Text shown =

------

Could you link to some of those polls, please? Because she's statistically tied with both McCain and Giuliani in the most recent poll I've seen. She also (a) does much worse than the generic Dem-vs-Rep results and (b) is less-liked by Democrats than either Giuliani or McCain is by Republicans.

Here's a hint -- if voters really are as angry as you think they are, and really have been living under "the worst kind of leadership possible", the fact that Hillary *still* can't convince a clear majority of them not to vote for the Republicans again should tell you something!

bearbee said...

... if voters really are as angry as you think they are, and really have been living under "the worst kind of leadership possible",...

Hillary aside, you don't think the recent mid-term elections signaled that message?

Laura Reynolds said...

NL:"If a pest exterminator can be Leader of the Republican House, I should think Hillary will do fine."

Was that supposed to:

a) make sense
b) be funny
c) make you look smart
d) make sense

LoafingOaf said...

I'd been warming up a teensy bit to Hillary Clinton because she seems more like a normal Democrat than all the "progressives" trying to take over the party.

But I decided today that there's no way I'll ever vote for her, for two reasons.

The first was an op-ed in the LA Times last week that got me worried about the "unnatural aristocracy". After the son of a prez for 8 years and the possibility of the wife of a prez for another 8 years, we'd be going on three decades of rule by two families, with two presidents elected simply because of their last names. That's unamerican.

The second reason...I feel silly admitting who changed my mind, but I listened to Rush over lunch today and he was having a field day playing "then and now" clips of Hillary on the war. People can say whatever they want about Rush (I'm not a big fan), but he reminded me that Hillary is a liar on matters of war just by playing her own clips.

Any candidate disqualifies themselves automatically when they've been shown to form their positions, or their changes of positions, on the war based on nothing more than their own lust for power. Hillary believes she's owed the White House because of her last name. She should be shamed out of the campaign due to her insincerity on the war.

------

Task set =
**1)** Answer these questions about the comment thread above:
(a) In the most recent poll the first commenter has seen, which two candidates is Hillary statistically tied with?
(b) In which newspaper did LoafingOaf read the op-ed about the "unnatural aristocracy"?
(c) Whom did LoafingOaf listen to over lunch?
**2)** Repeat the part of the comment thread starting with "LoafingOaf said..." and going on through "names. That's unamerican.".

------

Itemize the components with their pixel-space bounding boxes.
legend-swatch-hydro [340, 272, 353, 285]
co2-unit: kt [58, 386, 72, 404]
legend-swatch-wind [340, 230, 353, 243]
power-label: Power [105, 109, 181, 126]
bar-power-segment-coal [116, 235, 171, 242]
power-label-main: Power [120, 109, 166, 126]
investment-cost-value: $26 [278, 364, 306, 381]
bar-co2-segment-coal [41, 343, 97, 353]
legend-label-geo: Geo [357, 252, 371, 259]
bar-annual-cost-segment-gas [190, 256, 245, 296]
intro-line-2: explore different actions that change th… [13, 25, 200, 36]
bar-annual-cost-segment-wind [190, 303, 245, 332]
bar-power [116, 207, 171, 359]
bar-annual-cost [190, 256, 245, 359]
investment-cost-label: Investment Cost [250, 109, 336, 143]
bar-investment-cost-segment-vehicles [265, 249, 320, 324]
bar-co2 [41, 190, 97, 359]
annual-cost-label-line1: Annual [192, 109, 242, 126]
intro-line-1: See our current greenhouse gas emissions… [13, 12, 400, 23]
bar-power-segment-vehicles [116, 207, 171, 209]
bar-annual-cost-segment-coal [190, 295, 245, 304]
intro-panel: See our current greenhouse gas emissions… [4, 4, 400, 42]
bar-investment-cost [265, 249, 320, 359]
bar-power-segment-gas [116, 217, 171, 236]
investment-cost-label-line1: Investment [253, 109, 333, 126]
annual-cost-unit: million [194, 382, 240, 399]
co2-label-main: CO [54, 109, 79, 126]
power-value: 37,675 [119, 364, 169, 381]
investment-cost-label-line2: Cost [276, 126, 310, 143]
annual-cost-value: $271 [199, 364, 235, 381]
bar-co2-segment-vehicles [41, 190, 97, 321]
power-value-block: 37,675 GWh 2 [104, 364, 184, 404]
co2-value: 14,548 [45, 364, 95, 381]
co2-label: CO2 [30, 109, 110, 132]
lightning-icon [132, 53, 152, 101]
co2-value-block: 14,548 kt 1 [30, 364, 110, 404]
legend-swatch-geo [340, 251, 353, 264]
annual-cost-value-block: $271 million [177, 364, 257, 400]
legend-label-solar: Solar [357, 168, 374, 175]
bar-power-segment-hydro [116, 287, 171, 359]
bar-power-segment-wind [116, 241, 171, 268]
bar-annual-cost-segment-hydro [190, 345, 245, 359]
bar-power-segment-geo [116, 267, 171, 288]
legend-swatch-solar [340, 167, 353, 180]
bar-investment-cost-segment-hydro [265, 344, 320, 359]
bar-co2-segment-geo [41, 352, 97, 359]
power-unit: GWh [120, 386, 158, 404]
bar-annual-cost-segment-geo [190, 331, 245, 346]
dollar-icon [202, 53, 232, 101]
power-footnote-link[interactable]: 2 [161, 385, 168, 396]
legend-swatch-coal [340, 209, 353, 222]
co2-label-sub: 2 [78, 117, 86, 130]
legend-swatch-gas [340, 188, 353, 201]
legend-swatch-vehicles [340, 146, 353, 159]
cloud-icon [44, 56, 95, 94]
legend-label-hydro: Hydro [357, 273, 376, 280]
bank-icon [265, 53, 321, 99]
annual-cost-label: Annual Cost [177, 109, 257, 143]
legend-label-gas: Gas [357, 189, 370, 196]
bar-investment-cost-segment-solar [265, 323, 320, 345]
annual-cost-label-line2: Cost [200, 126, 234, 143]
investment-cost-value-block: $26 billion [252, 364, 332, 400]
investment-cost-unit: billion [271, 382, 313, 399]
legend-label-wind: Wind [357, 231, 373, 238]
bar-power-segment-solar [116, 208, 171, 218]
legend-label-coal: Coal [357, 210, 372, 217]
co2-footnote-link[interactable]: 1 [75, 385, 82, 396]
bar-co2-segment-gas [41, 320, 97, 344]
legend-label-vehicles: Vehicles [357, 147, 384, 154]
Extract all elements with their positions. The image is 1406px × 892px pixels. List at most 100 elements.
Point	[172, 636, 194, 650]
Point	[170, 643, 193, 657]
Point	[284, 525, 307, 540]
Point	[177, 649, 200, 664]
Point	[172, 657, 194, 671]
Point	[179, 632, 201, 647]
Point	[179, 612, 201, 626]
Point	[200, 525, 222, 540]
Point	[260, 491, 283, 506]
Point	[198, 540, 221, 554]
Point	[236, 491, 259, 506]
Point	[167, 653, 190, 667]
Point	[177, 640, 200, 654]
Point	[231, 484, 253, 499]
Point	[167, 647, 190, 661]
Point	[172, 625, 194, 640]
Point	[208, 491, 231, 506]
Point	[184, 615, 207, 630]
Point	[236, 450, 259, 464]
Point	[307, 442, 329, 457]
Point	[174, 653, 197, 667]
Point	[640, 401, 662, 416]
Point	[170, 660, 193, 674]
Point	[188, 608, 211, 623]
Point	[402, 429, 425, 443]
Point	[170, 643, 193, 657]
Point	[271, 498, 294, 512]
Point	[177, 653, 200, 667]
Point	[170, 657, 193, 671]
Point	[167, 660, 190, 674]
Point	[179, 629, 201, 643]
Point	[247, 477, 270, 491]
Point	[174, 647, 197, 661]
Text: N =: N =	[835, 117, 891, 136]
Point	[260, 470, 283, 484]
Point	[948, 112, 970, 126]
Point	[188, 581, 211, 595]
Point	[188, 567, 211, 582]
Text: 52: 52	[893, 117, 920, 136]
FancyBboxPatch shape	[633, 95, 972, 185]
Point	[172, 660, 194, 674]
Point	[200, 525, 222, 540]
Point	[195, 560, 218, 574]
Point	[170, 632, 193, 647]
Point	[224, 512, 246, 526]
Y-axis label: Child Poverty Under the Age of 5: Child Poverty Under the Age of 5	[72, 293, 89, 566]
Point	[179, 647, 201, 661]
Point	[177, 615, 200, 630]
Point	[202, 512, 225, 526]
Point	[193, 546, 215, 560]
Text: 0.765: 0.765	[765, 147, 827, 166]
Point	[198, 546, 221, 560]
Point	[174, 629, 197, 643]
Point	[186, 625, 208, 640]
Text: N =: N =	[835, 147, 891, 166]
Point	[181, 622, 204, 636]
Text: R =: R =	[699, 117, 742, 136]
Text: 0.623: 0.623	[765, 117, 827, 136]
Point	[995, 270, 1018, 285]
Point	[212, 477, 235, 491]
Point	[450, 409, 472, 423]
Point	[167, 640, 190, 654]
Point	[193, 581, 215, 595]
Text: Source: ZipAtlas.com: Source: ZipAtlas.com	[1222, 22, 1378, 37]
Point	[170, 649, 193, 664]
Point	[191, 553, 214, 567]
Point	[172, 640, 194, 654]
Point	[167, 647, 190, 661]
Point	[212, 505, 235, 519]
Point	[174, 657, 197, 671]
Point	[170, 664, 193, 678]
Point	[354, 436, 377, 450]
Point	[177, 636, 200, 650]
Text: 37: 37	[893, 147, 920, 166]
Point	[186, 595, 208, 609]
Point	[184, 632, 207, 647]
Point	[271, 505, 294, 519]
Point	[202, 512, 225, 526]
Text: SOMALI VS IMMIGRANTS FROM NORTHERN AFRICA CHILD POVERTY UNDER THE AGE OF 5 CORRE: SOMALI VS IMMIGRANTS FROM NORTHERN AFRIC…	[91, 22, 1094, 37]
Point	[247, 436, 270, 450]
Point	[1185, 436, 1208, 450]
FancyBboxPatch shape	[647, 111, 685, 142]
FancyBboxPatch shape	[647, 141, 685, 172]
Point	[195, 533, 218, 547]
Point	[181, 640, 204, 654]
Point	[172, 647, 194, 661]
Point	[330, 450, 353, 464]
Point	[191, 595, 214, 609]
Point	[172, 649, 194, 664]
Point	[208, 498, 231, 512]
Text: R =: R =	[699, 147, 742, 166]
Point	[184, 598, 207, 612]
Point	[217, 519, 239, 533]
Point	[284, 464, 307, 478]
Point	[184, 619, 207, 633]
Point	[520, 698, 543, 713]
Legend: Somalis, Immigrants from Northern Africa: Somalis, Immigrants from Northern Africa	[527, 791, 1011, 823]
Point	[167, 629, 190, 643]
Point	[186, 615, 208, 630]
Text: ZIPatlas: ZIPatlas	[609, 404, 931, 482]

------

Task-by-task solutions =
**1)**
(a) McCain and Giuliani.
(b) The LA Times.
(c) Rush.

**2)**
LoafingOaf said...

I'd been warming up a teensy bit to Hillary Clinton because she seems more like a normal Democrat than all the "progressives" trying to take over the party.

But I decided today that there's no way I'll ever vote for her, for two reasons.

The first was an op-ed in the LA Times last week that got me worried about the "unnatural aristocracy". After the son of a prez for 8 years and the possibility of the wife of a prez for another 8 years, we'd be going on three decades of rule by two families, with two presidents elected simply because of their last names. That's unamerican.